### Data rows
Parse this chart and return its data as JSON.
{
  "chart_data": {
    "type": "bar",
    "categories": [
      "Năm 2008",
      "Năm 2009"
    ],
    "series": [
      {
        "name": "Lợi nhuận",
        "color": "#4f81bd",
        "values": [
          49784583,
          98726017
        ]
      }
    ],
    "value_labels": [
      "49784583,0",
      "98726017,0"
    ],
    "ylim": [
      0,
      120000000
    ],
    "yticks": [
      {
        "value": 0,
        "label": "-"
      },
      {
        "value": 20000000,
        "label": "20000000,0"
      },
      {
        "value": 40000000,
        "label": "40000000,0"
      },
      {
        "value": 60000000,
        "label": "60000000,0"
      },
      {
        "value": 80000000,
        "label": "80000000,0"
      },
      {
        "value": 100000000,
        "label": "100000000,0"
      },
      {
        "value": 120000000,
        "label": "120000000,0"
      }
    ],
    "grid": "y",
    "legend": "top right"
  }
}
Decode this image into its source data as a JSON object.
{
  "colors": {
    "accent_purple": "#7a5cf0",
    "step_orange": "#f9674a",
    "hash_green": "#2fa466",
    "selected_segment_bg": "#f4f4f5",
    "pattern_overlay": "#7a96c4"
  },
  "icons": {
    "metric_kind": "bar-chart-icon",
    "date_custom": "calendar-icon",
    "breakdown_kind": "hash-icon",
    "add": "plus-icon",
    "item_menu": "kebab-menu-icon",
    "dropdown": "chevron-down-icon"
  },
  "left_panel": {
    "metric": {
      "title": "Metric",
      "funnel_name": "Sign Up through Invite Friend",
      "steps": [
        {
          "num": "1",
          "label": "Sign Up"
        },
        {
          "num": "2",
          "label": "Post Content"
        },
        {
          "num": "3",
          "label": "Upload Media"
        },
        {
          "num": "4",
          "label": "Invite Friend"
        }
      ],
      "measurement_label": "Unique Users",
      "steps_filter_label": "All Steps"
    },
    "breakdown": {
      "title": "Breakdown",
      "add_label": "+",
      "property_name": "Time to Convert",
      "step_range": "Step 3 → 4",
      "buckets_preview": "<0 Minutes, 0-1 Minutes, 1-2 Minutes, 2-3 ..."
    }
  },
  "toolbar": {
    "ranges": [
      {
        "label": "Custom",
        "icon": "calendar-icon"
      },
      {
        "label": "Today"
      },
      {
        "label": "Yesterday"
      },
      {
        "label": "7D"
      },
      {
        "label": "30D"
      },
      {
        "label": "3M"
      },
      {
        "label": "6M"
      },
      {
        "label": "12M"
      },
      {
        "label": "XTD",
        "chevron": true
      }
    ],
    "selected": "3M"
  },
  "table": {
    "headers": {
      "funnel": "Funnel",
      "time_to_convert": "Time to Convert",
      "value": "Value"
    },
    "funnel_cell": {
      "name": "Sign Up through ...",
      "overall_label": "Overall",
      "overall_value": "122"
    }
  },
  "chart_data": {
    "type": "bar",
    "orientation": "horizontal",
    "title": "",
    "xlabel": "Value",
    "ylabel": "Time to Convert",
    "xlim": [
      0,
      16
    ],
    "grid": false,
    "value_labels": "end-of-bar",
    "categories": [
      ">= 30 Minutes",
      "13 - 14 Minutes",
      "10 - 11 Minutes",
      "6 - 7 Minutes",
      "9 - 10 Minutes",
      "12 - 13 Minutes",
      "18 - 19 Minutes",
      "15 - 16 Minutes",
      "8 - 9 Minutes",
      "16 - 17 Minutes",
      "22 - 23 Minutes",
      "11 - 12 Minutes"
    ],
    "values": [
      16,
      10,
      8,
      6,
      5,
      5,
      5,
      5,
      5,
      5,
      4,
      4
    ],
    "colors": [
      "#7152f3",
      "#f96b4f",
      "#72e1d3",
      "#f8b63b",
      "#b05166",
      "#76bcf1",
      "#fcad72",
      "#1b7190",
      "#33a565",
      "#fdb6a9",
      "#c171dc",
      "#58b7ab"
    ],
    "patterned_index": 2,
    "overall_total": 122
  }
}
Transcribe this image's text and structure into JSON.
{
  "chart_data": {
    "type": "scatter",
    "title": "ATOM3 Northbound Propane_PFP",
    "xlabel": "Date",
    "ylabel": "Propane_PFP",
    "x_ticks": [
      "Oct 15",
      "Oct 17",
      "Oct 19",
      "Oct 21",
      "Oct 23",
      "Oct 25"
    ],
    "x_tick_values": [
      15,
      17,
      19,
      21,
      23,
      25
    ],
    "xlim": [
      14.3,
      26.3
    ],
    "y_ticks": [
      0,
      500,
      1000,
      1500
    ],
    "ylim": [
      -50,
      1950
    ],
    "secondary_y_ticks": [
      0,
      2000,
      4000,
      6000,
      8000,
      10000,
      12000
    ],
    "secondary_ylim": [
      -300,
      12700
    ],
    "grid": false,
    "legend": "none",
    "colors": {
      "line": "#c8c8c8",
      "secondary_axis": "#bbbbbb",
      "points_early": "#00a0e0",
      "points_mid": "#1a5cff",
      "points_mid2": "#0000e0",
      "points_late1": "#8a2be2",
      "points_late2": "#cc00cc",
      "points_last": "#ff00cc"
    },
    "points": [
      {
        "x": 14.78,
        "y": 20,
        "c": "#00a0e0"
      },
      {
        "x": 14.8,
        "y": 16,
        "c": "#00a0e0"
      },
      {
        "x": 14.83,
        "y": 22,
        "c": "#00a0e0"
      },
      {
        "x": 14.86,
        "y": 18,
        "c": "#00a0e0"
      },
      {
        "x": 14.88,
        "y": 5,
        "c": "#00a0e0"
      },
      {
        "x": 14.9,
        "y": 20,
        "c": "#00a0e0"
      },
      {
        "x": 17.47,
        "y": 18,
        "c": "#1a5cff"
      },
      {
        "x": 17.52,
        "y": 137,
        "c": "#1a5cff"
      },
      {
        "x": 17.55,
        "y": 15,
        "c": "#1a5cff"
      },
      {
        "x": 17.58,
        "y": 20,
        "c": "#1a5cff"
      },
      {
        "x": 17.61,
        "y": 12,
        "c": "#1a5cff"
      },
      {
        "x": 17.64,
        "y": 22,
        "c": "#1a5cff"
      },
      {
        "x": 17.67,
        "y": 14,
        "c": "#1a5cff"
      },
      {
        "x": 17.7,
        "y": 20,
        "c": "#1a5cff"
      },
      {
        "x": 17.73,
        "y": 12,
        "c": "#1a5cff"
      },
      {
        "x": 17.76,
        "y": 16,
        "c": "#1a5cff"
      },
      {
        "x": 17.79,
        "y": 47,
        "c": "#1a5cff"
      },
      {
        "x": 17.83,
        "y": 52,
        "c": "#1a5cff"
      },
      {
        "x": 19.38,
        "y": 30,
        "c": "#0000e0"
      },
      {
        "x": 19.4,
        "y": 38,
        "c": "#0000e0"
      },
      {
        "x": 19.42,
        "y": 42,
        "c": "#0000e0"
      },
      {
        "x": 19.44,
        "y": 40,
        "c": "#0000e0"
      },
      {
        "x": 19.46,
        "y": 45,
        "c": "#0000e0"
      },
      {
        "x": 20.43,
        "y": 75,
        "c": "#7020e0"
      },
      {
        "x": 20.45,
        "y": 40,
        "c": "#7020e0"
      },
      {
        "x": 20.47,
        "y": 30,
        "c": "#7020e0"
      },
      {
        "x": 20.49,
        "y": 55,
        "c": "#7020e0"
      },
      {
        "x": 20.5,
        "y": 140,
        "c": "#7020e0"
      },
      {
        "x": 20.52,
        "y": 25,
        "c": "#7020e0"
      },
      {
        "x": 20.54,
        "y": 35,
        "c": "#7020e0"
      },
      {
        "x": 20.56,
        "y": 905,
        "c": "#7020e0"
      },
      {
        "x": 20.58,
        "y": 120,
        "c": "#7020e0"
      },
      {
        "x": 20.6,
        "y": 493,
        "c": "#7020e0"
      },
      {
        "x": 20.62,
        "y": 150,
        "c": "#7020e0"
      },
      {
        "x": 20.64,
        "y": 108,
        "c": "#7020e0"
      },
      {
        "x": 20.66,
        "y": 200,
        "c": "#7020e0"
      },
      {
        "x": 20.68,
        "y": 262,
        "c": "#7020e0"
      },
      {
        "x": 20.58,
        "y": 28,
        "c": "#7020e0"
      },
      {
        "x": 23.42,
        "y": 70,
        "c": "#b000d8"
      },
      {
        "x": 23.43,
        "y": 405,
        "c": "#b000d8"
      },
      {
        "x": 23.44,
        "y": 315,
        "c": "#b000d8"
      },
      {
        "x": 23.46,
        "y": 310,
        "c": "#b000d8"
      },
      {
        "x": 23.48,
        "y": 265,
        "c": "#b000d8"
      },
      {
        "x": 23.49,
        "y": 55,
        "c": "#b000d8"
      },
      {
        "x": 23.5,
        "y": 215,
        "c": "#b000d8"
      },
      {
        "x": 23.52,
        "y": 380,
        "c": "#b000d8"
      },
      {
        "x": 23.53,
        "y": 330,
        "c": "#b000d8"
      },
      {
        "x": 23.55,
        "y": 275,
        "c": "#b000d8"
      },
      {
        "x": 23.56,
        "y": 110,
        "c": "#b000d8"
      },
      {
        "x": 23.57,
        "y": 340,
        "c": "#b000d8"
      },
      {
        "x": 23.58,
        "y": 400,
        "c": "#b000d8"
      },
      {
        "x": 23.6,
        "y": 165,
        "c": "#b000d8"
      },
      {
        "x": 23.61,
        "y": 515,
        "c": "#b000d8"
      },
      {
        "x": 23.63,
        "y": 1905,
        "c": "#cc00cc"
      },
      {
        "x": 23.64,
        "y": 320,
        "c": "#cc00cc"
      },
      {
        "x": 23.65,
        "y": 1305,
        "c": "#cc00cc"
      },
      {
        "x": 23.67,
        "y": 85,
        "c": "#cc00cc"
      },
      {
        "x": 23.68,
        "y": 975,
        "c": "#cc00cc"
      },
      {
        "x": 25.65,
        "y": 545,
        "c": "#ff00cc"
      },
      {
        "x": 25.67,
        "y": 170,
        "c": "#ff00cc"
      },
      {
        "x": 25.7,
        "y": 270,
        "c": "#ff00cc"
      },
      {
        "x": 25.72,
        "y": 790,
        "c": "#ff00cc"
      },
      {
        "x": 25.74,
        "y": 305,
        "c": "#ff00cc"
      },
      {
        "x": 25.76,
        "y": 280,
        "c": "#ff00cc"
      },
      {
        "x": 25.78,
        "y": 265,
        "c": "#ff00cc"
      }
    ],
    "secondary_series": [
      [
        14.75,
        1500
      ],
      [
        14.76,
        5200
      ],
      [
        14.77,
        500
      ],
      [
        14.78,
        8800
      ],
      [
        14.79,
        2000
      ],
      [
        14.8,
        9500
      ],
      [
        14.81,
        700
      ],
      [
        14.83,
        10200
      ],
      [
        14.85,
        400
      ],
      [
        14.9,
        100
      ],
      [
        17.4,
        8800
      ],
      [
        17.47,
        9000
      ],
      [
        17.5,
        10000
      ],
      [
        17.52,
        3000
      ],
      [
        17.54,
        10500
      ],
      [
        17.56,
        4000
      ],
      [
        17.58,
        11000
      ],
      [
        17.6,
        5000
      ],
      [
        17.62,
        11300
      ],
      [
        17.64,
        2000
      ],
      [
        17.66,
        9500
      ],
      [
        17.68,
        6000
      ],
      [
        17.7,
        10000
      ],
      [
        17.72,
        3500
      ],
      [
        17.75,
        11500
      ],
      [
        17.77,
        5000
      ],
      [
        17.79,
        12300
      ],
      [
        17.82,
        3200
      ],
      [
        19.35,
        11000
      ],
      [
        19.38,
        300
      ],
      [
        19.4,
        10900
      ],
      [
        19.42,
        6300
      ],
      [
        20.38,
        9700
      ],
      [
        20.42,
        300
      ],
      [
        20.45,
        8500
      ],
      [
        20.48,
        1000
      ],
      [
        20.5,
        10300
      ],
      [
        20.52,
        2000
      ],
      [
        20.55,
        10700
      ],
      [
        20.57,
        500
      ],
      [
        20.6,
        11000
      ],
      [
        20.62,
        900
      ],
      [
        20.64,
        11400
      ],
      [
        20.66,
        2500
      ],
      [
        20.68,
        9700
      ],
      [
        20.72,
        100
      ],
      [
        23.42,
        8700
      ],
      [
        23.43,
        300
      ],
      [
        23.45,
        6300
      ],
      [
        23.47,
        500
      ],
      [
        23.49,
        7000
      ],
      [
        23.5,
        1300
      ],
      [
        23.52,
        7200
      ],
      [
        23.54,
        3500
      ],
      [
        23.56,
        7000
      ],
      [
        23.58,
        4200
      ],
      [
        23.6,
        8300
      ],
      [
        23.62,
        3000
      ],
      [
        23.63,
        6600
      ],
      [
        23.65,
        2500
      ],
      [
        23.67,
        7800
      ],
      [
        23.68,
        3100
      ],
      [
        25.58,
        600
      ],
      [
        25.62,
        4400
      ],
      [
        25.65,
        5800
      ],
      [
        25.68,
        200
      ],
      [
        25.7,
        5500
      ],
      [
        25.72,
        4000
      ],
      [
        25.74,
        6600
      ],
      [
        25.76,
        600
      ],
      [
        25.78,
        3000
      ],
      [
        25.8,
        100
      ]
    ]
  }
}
######
__Problem to work on__. Search the data for the string "image" and copy each line where it appears.

__Output below__.
Decode this image into its source data as a JSON object.
Transcribe this image's text and structure into JSON.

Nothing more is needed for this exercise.